** start of Text shown **
For example, in Madanmohan and De', the phrase 'to configure key settings' is one of those dangling, sounds-as-though-it-means-something-but-not-quite-sure-what phrases with which their paper abounds. Tony Byrne's version makes things clear: you must be able to configure the damn software with your browser, rather than faff around with a text editor, or write more code. By deleting the key words 'via simple browser interfaces', Madanmohan and De' convert a straightforward observation into a non-committal abstraction.

I should point out, because you are bound to be wondering by now, that Mr Byrne's article is dated May 2003, whereas Open Source Reuse was published in the November/December 2004 issue of IEEE Software. Mr Byrne is not cited in the Madanmohan and De' paper.

After this I got interested. The next paragraph in Madanmohan and De' turned out to be hacked out of another passage of Mr Byrne's, with a sentence in the middle bizarrely plucked from a much earlier paragraph. As before, the boys from Bangalore made an exemplary job of murdering the meaning, while allowing technical words to live.
** end of Text shown **
Goal
Would you set down, word for word, the stretch from "I should point" through "and De' paper." in the passage on the Madanmohan and De' paper? The material has no connection to the passage on the Madanmohan and De' paper.
** start of Provided data **
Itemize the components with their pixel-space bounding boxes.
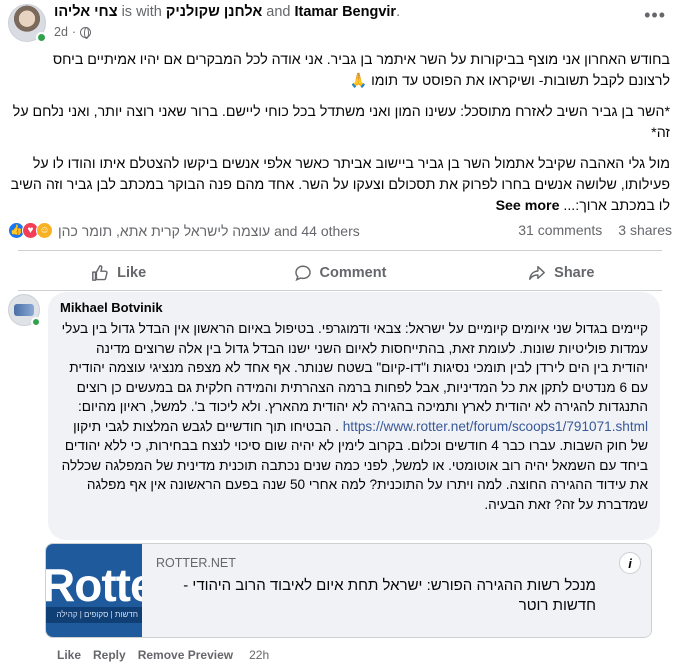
** end of Provided data **
Expected answer
I should point out, because you are bound to be wondering by now, that Mr Byrne's article is dated May 2003, whereas Open Source Reuse was published in the November/December 2004 issue of IEEE Software. Mr Byrne is not cited in the Madanmohan and De' paper.